• TO DO
Transcribe each line of the material as it is, and drop any picture.

• EXTRACTED DATA
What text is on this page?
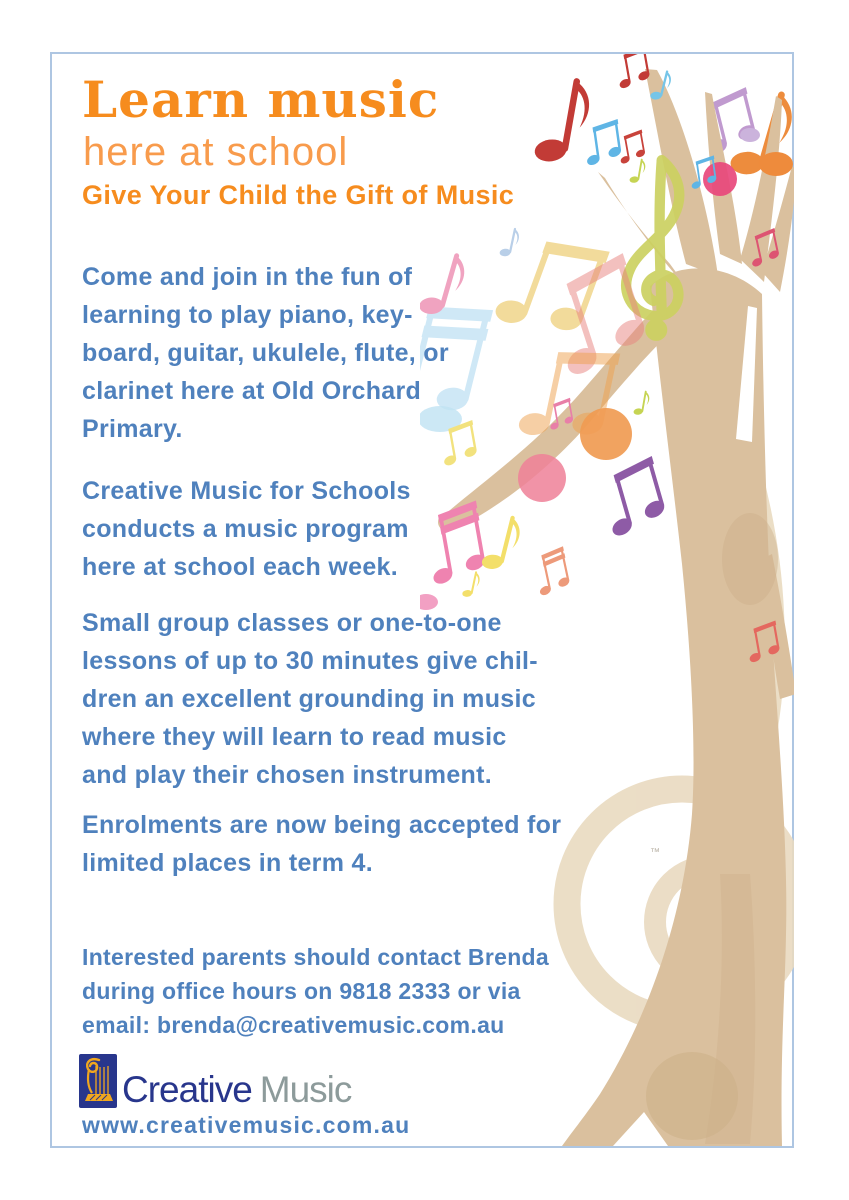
™
Learn music
here at school
Give Your Child the Gift of Music
Come and join in the fun of
learning to play piano, key-
board, guitar, ukulele, flute, or
clarinet here at Old Orchard
Primary.
Creative Music for Schools
conducts a music program
here at school each week.
Small group classes or one-to-one
lessons of up to 30 minutes give chil-
dren an excellent grounding in music
where they will learn to read music
and play their chosen instrument.
Enrolments are now being accepted for
limited places in term 4.
Interested parents should contact Brenda
during office hours on 9818 2333 or via
email: brenda@creativemusic.com.au
Creative Music
www.creativemusic.com.au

• SOLVED PROBLEM
What text is on this page?
™
Learn music
here at school
Give Your Child the Gift of Music
Come and join in the fun of
learning to play piano, key-
board, guitar, ukulele, flute, or
clarinet here at Old Orchard
Primary.
Creative Music for Schools
conducts a music program
here at school each week.
Small group classes or one-to-one
lessons of up to 30 minutes give chil-
dren an excellent grounding in music
where they will learn to read music
and play their chosen instrument.
Enrolments are now being accepted for
limited places in term 4.
Interested parents should contact Brenda
during office hours on 9818 2333 or via
email: brenda@creativemusic.com.au
Creative Music
www.creativemusic.com.au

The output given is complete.